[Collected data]
::::::

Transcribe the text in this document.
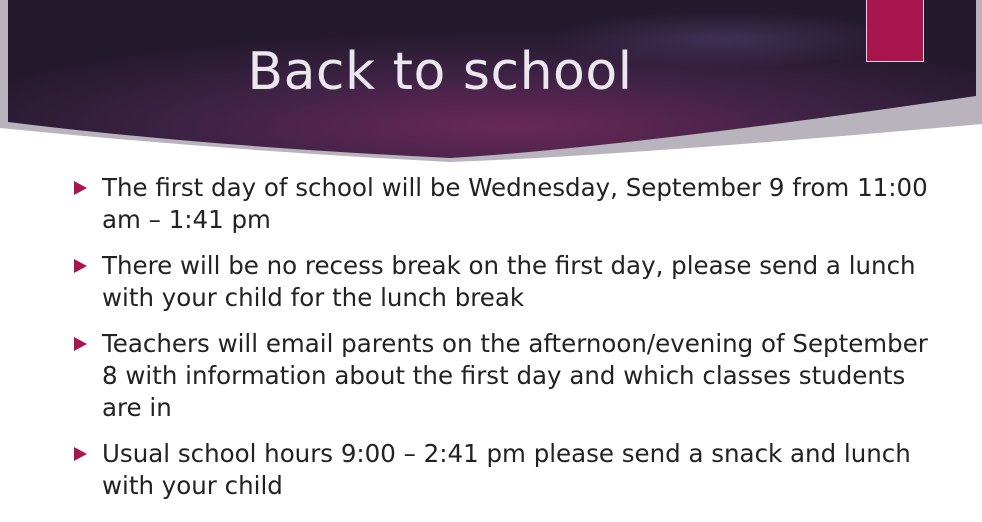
Back to school
The first day of school will be Wednesday, September 9 from 11:00 am – 1:41 pm
There will be no recess break on the first day, please send a lunch with your child for the lunch break
Teachers will email parents on the afternoon/evening of September 8 with information about the first day and which classes students are in
Usual school hours 9:00 – 2:41 pm please send a snack and lunch with your child
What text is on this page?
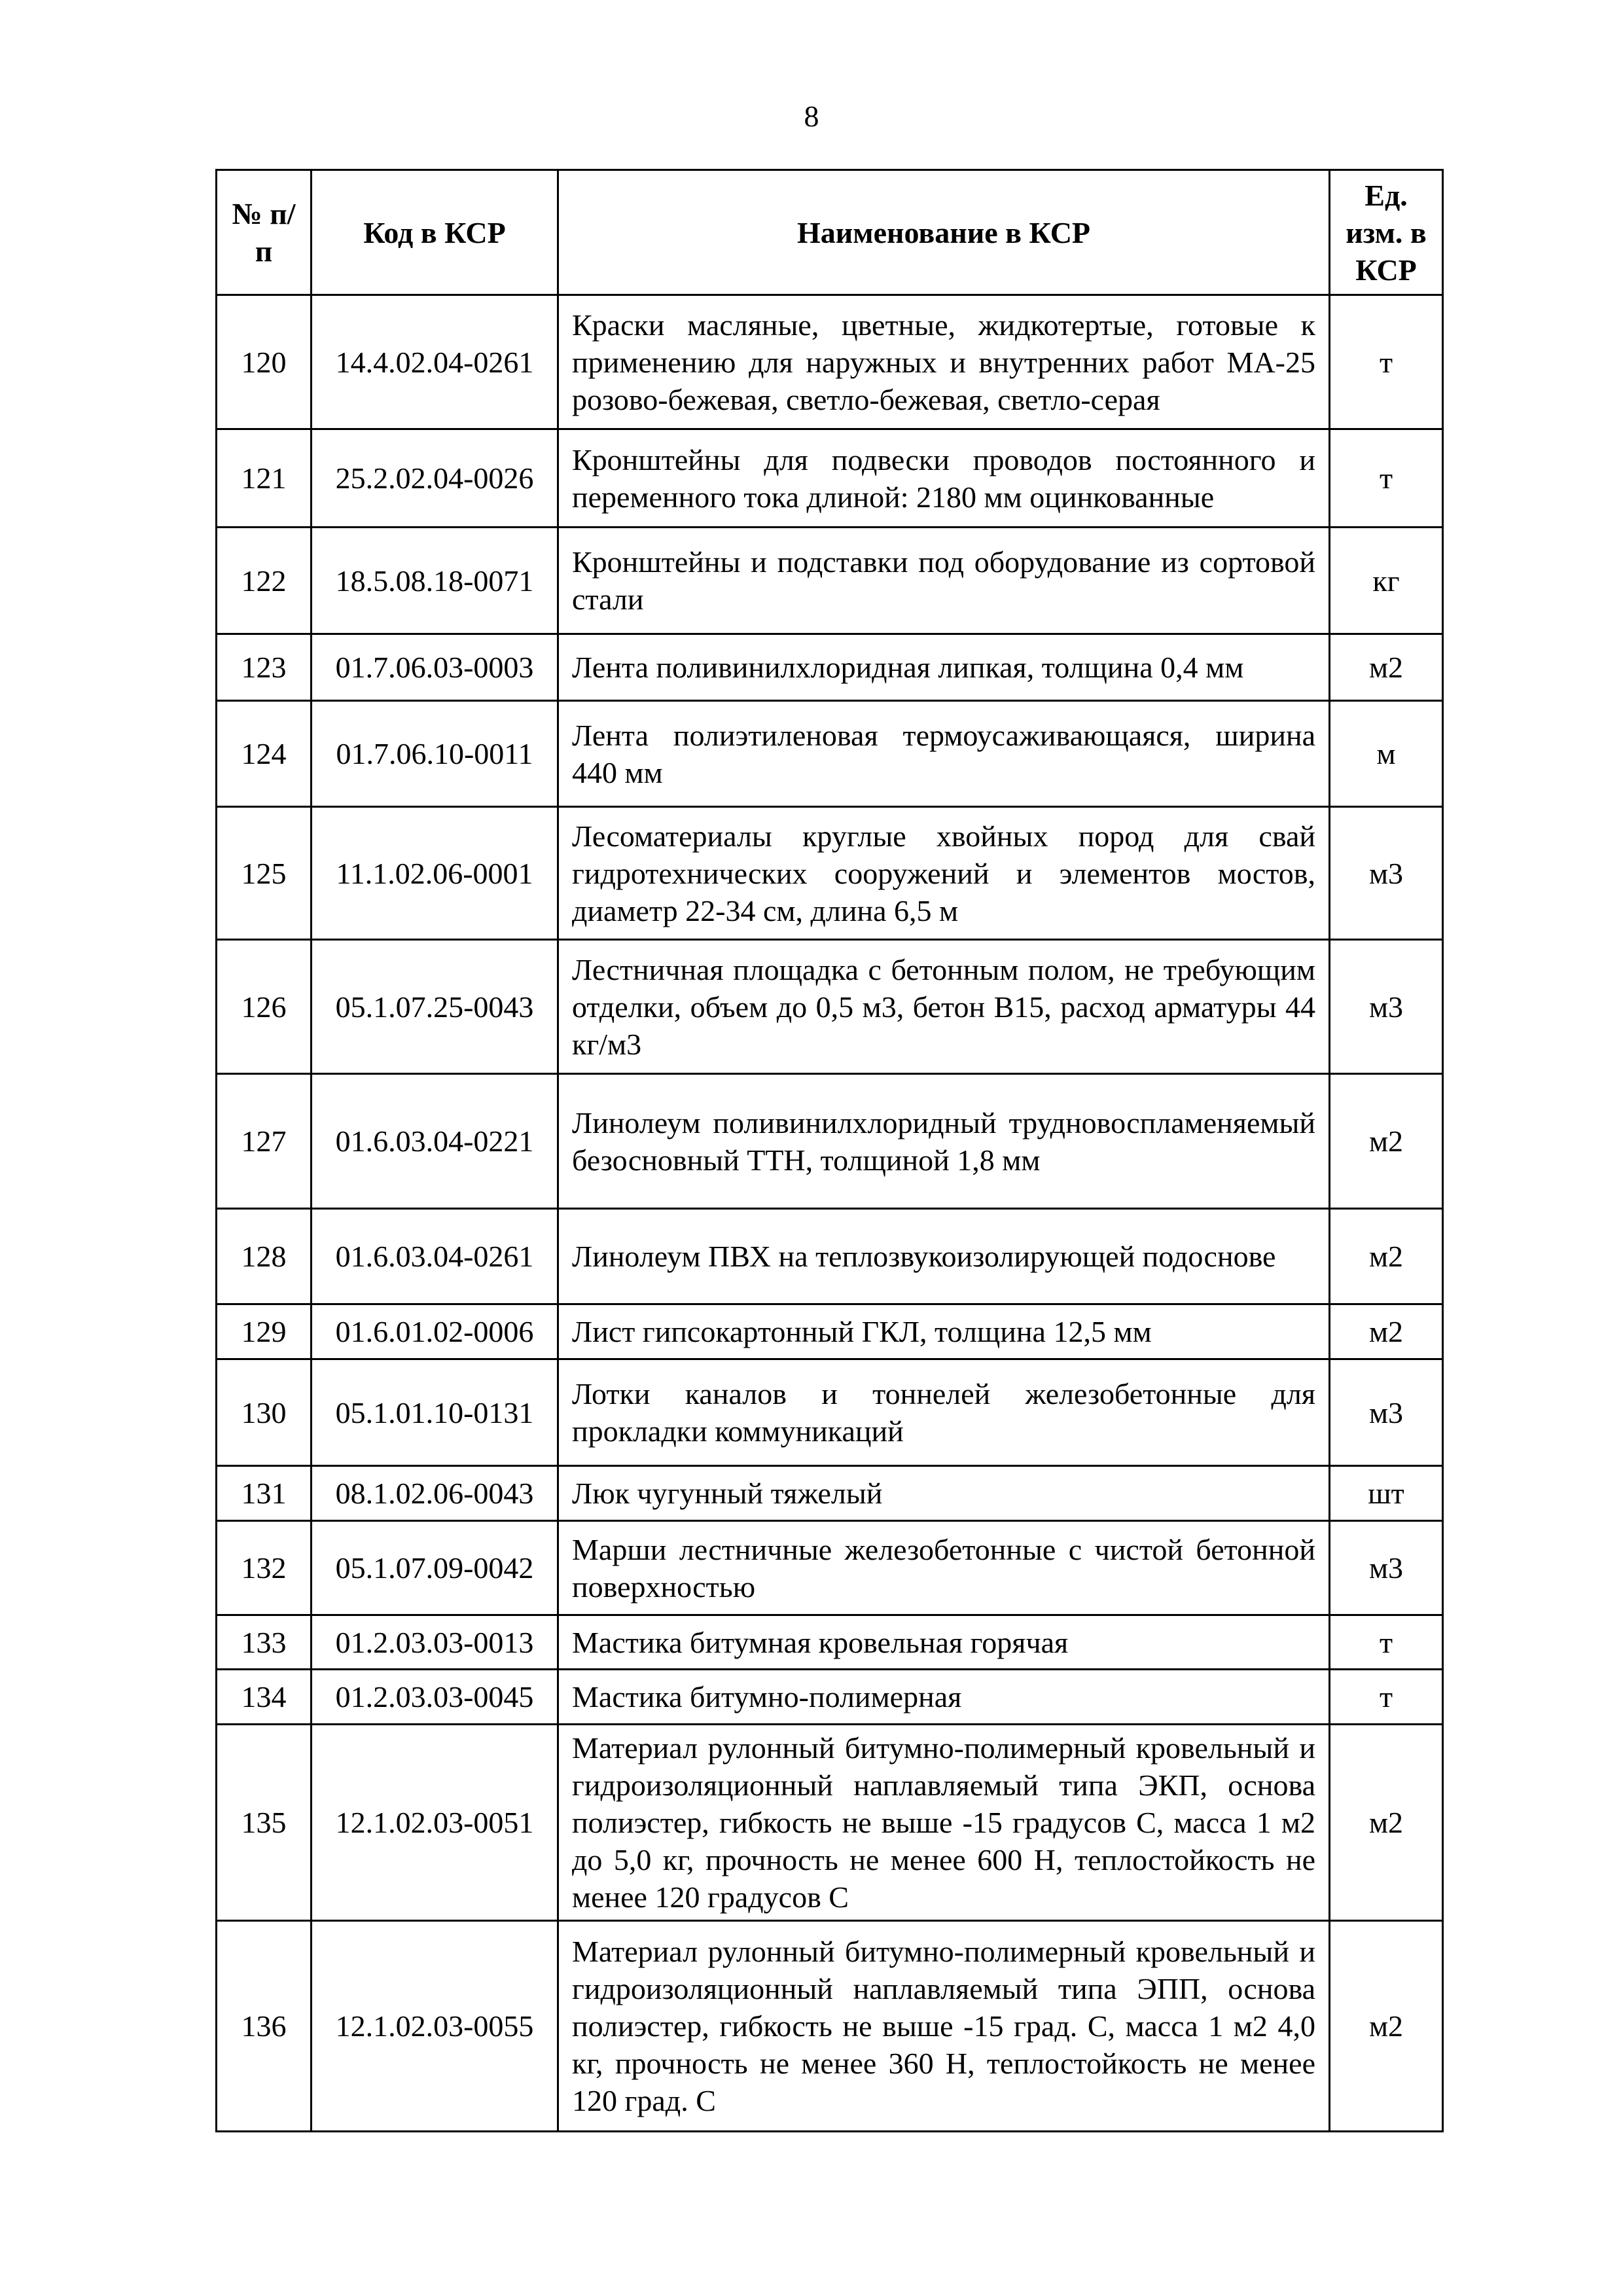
8
№ п/п	Код в КСР	Наименование в КСР	Ед. изм. в КСР
120	14.4.02.04-0261	Краски масляные, цветные, жидкотертые, готовые к применению для наружных и внутренних работ МА-25 розово-бежевая, светло-бежевая, светло-серая	т
121	25.2.02.04-0026	Кронштейны для подвески проводов постоянного и переменного тока длиной: 2180 мм оцинкованные	т
122	18.5.08.18-0071	Кронштейны и подставки под оборудование из сортовой стали	кг
123	01.7.06.03-0003	Лента поливинилхлоридная липкая, толщина 0,4 мм	м2
124	01.7.06.10-0011	Лента полиэтиленовая термоусаживающаяся, ширина 440 мм	м
125	11.1.02.06-0001	Лесоматериалы круглые хвойных пород для свай гидротехнических сооружений и элементов мостов, диаметр 22-34 см, длина 6,5 м	м3
126	05.1.07.25-0043	Лестничная площадка с бетонным полом, не требующим отделки, объем до 0,5 м3, бетон В15, расход арматуры 44 кг/м3	м3
127	01.6.03.04-0221	Линолеум поливинилхлоридный трудновоспламеняемый безосновный ТТН, толщиной 1,8 мм	м2
128	01.6.03.04-0261	Линолеум ПВХ на теплозвукоизолирующей подоснове	м2
129	01.6.01.02-0006	Лист гипсокартонный ГКЛ, толщина 12,5 мм	м2
130	05.1.01.10-0131	Лотки каналов и тоннелей железобетонные для прокладки коммуникаций	м3
131	08.1.02.06-0043	Люк чугунный тяжелый	шт
132	05.1.07.09-0042	Марши лестничные железобетонные с чистой бетонной поверхностью	м3
133	01.2.03.03-0013	Мастика битумная кровельная горячая	т
134	01.2.03.03-0045	Мастика битумно-полимерная	т
135	12.1.02.03-0051	Материал рулонный битумно-полимерный кровельный и гидроизоляционный наплавляемый типа ЭКП, основа полиэстер, гибкость не выше -15 градусов С, масса 1 м2 до 5,0 кг, прочность не менее 600 Н, теплостойкость не менее 120 градусов С	м2
136	12.1.02.03-0055	Материал рулонный битумно-полимерный кровельный и гидроизоляционный наплавляемый типа ЭПП, основа полиэстер, гибкость не выше -15 град. С, масса 1 м2 4,0 кг, прочность не менее 360 Н, теплостойкость не менее 120 град. С	м2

::::::

» What the task asks
Repeat all the records above exactly, leaving out any pictures.

» Final result
Transcribe the text in this document.
Back to school
The first day of school will be Wednesday, September 9 from 11:00 am – 1:41 pm
There will be no recess break on the first day, please send a lunch with your child for the lunch break
Teachers will email parents on the afternoon/evening of September 8 with information about the first day and which classes students are in
Usual school hours 9:00 – 2:41 pm please send a snack and lunch with your child
What text is on this page?
8
№ п/п	Код в КСР	Наименование в КСР	Ед. изм. в КСР
120	14.4.02.04-0261	Краски масляные, цветные, жидкотертые, готовые к применению для наружных и внутренних работ МА-25 розово-бежевая, светло-бежевая, светло-серая	т
121	25.2.02.04-0026	Кронштейны для подвески проводов постоянного и переменного тока длиной: 2180 мм оцинкованные	т
122	18.5.08.18-0071	Кронштейны и подставки под оборудование из сортовой стали	кг
123	01.7.06.03-0003	Лента поливинилхлоридная липкая, толщина 0,4 мм	м2
124	01.7.06.10-0011	Лента полиэтиленовая термоусаживающаяся, ширина 440 мм	м
125	11.1.02.06-0001	Лесоматериалы круглые хвойных пород для свай гидротехнических сооружений и элементов мостов, диаметр 22-34 см, длина 6,5 м	м3
126	05.1.07.25-0043	Лестничная площадка с бетонным полом, не требующим отделки, объем до 0,5 м3, бетон В15, расход арматуры 44 кг/м3	м3
127	01.6.03.04-0221	Линолеум поливинилхлоридный трудновоспламеняемый безосновный ТТН, толщиной 1,8 мм	м2
128	01.6.03.04-0261	Линолеум ПВХ на теплозвукоизолирующей подоснове	м2
129	01.6.01.02-0006	Лист гипсокартонный ГКЛ, толщина 12,5 мм	м2
130	05.1.01.10-0131	Лотки каналов и тоннелей железобетонные для прокладки коммуникаций	м3
131	08.1.02.06-0043	Люк чугунный тяжелый	шт
132	05.1.07.09-0042	Марши лестничные железобетонные с чистой бетонной поверхностью	м3
133	01.2.03.03-0013	Мастика битумная кровельная горячая	т
134	01.2.03.03-0045	Мастика битумно-полимерная	т
135	12.1.02.03-0051	Материал рулонный битумно-полимерный кровельный и гидроизоляционный наплавляемый типа ЭКП, основа полиэстер, гибкость не выше -15 градусов С, масса 1 м2 до 5,0 кг, прочность не менее 600 Н, теплостойкость не менее 120 градусов С	м2
136	12.1.02.03-0055	Материал рулонный битумно-полимерный кровельный и гидроизоляционный наплавляемый типа ЭПП, основа полиэстер, гибкость не выше -15 град. С, масса 1 м2 4,0 кг, прочность не менее 360 Н, теплостойкость не менее 120 град. С	м2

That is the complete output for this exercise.